(Recorded data):
◇ ◇ ◇ ◇ ◇ ◇ ◇

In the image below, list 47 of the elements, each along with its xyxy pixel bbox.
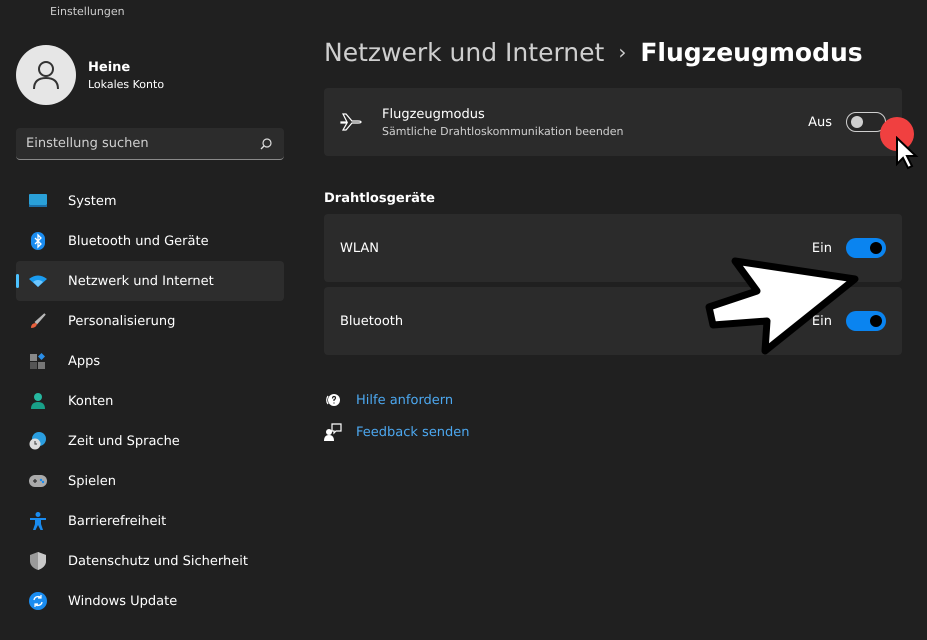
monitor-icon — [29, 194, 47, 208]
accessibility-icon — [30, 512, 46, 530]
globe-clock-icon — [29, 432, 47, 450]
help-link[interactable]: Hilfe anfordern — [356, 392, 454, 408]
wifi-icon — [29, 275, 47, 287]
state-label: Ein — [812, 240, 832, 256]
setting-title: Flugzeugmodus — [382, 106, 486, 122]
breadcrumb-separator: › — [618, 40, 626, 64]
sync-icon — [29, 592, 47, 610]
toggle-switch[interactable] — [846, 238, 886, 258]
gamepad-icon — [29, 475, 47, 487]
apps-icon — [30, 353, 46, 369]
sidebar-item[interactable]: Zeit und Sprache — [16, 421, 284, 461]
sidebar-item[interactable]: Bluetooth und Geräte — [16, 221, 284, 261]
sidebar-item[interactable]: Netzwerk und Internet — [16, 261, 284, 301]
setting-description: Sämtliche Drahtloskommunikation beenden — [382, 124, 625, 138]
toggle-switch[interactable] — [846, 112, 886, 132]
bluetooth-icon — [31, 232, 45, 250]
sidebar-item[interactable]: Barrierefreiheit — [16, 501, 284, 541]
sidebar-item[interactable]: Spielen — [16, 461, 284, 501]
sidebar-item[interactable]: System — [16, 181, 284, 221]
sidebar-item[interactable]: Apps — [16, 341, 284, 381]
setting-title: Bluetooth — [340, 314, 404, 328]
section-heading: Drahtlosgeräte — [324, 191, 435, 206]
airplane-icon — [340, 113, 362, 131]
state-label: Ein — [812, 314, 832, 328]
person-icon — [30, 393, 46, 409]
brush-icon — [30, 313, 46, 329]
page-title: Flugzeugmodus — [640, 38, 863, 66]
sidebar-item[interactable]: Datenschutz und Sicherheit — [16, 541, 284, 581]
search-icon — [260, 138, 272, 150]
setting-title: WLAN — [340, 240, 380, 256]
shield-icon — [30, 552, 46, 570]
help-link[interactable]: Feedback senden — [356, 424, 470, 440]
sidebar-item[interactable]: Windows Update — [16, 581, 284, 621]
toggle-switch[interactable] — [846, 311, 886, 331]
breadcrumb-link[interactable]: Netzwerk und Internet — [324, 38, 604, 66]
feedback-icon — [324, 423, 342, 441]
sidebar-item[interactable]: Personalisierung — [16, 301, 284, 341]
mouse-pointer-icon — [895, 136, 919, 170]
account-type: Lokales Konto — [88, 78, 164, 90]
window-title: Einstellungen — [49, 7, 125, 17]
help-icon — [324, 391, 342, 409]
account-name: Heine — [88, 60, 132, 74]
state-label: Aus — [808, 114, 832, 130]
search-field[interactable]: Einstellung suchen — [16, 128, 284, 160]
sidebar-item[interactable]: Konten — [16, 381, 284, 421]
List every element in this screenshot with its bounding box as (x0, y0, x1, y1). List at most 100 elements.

◇ ◇ ◇ ◇ ◇ ◇ ◇

(Written instruction): Convert everything from the line that contains "monitor-icon — [29, 194, 47, 208]" down to the line that contains "section-heading: Drahtlosgeräte —" into a JSON list of strings, one string per line, leaving out blank lines.

(Written solution):
[
  "monitor-icon — [29, 194, 47, 208]",
  "accessibility-icon — [30, 512, 46, 530]",
  "globe-clock-icon — [29, 432, 47, 450]",
  "help-link[interactable]: Hilfe anfordern — [356, 392, 454, 408]",
  "wifi-icon — [29, 275, 47, 287]",
  "state-label: Ein — [812, 240, 832, 256]",
  "setting-title: Flugzeugmodus — [382, 106, 486, 122]",
  "breadcrumb-separator: › — [618, 40, 626, 64]",
  "sync-icon — [29, 592, 47, 610]",
  "toggle-switch[interactable] — [846, 238, 886, 258]",
  "gamepad-icon — [29, 475, 47, 487]",
  "apps-icon — [30, 353, 46, 369]",
  "sidebar-item[interactable]: Zeit und Sprache — [16, 421, 284, 461]",
  "sidebar-item[interactable]: Bluetooth und Geräte — [16, 221, 284, 261]",
  "sidebar-item[interactable]: Netzwerk und Internet — [16, 261, 284, 301]",
  "setting-description: Sämtliche Drahtloskommunikation beenden — [382, 124, 625, 138]",
  "toggle-switch[interactable] — [846, 112, 886, 132]",
  "bluetooth-icon — [31, 232, 45, 250]",
  "sidebar-item[interactable]: Barrierefreiheit — [16, 501, 284, 541]",
  "sidebar-item[interactable]: Spielen — [16, 461, 284, 501]",
  "sidebar-item[interactable]: System — [16, 181, 284, 221]",
  "sidebar-item[interactable]: Apps — [16, 341, 284, 381]",
  "setting-title: Bluetooth — [340, 314, 404, 328]",
  "section-heading: Drahtlosgeräte — [324, 191, 435, 206]"
]